## [Aim]
Retype the lines below word for word, leaving the picture out of your answer.

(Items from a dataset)
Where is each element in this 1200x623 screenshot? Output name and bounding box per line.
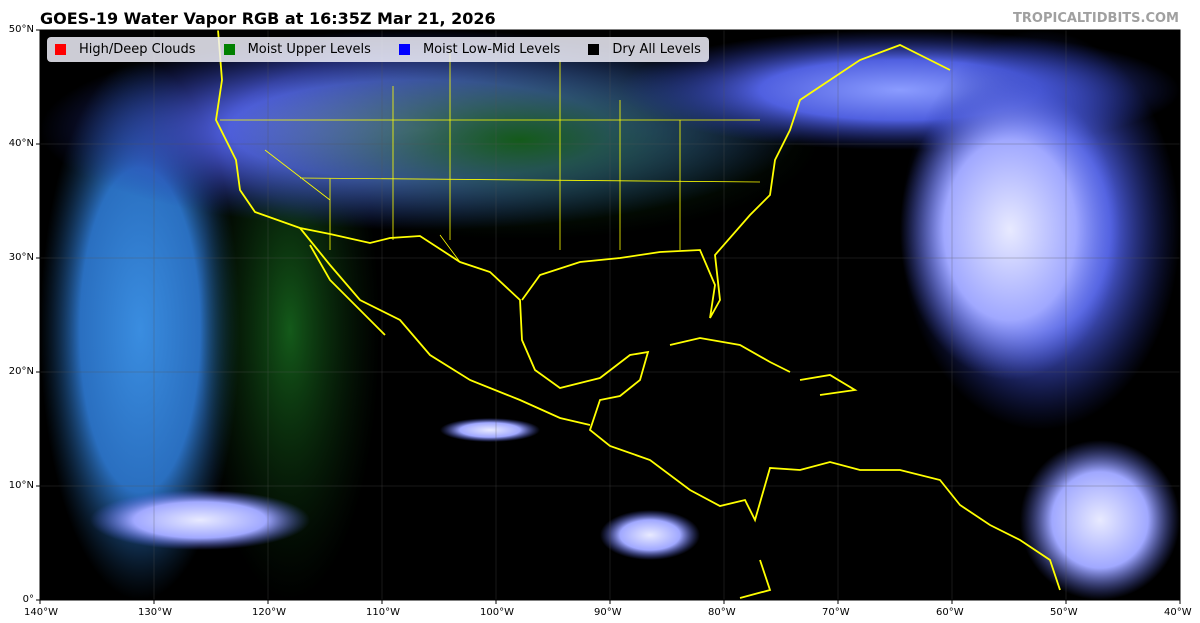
lon-tick-label: 140°W <box>24 607 58 618</box>
legend-item-dry: Dry All Levels <box>588 42 701 57</box>
lat-tick-label: 20°N <box>8 366 34 377</box>
legend-label: High/Deep Clouds <box>79 42 196 57</box>
legend-item-high-deep-clouds: High/Deep Clouds <box>55 42 196 57</box>
lon-tick-label: 60°W <box>936 607 964 618</box>
legend-label: Dry All Levels <box>612 42 701 57</box>
lon-tick-label: 90°W <box>594 607 622 618</box>
green-swatch-icon <box>223 44 235 55</box>
blue-swatch-icon <box>398 44 410 55</box>
lon-tick-label: 40°W <box>1164 607 1192 618</box>
black-swatch-icon <box>588 44 600 55</box>
legend-label: Moist Upper Levels <box>247 42 371 57</box>
lon-tick-label: 110°W <box>366 607 400 618</box>
red-swatch-icon <box>55 44 66 55</box>
axis-ticks <box>36 29 1181 604</box>
lon-tick-label: 70°W <box>822 607 850 618</box>
lat-tick-label: 40°N <box>8 138 34 149</box>
lat-tick-label: 30°N <box>8 252 34 263</box>
state-borders <box>220 50 761 263</box>
lat-tick-label: 10°N <box>8 480 34 491</box>
brand-watermark: TROPICALTIDBITS.COM <box>1013 11 1179 26</box>
coastlines <box>215 30 1061 599</box>
lon-tick-label: 80°W <box>708 607 736 618</box>
legend-item-moist-upper: Moist Upper Levels <box>223 42 371 57</box>
cloud-imagery <box>40 30 1180 600</box>
lon-tick-label: 130°W <box>138 607 172 618</box>
lon-tick-label: 120°W <box>252 607 286 618</box>
legend-label: Moist Low-Mid Levels <box>422 42 561 57</box>
map-title: GOES-19 Water Vapor RGB at 16:35Z Mar 21… <box>40 9 496 28</box>
lon-tick-label: 100°W <box>480 607 514 618</box>
lon-tick-label: 50°W <box>1050 607 1078 618</box>
lat-tick-label: 0° <box>22 594 34 605</box>
lat-tick-label: 50°N <box>8 24 34 35</box>
legend-item-moist-low-mid: Moist Low-Mid Levels <box>398 42 561 57</box>
legend: High/Deep Clouds Moist Upper Levels Mois… <box>47 37 709 62</box>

## [Finished task]
Where is each element in this 1200x623 screenshot? Output name and bounding box per line.
lon-tick-label: 140°W <box>24 607 58 618</box>
legend-item-dry: Dry All Levels <box>588 42 701 57</box>
lat-tick-label: 20°N <box>8 366 34 377</box>
legend-label: High/Deep Clouds <box>79 42 196 57</box>
legend-item-high-deep-clouds: High/Deep Clouds <box>55 42 196 57</box>
lon-tick-label: 60°W <box>936 607 964 618</box>
legend-label: Dry All Levels <box>612 42 701 57</box>
lon-tick-label: 90°W <box>594 607 622 618</box>
green-swatch-icon <box>223 44 235 55</box>
blue-swatch-icon <box>398 44 410 55</box>
lon-tick-label: 40°W <box>1164 607 1192 618</box>
black-swatch-icon <box>588 44 600 55</box>
legend-label: Moist Upper Levels <box>247 42 371 57</box>
lon-tick-label: 110°W <box>366 607 400 618</box>
red-swatch-icon <box>55 44 66 55</box>
axis-ticks <box>36 29 1181 604</box>
lon-tick-label: 70°W <box>822 607 850 618</box>
lat-tick-label: 40°N <box>8 138 34 149</box>
lat-tick-label: 30°N <box>8 252 34 263</box>
state-borders <box>220 50 761 263</box>
lat-tick-label: 10°N <box>8 480 34 491</box>
brand-watermark: TROPICALTIDBITS.COM <box>1013 11 1179 26</box>
coastlines <box>215 30 1061 599</box>
lon-tick-label: 80°W <box>708 607 736 618</box>
legend-item-moist-upper: Moist Upper Levels <box>223 42 371 57</box>
cloud-imagery <box>40 30 1180 600</box>
lon-tick-label: 130°W <box>138 607 172 618</box>
lon-tick-label: 120°W <box>252 607 286 618</box>
legend-label: Moist Low-Mid Levels <box>422 42 561 57</box>
map-title: GOES-19 Water Vapor RGB at 16:35Z Mar 21… <box>40 9 496 28</box>
lon-tick-label: 100°W <box>480 607 514 618</box>
lon-tick-label: 50°W <box>1050 607 1078 618</box>
lat-tick-label: 0° <box>22 594 34 605</box>
lat-tick-label: 50°N <box>8 24 34 35</box>
legend-item-moist-low-mid: Moist Low-Mid Levels <box>398 42 561 57</box>
legend: High/Deep Clouds Moist Upper Levels Mois… <box>47 37 709 62</box>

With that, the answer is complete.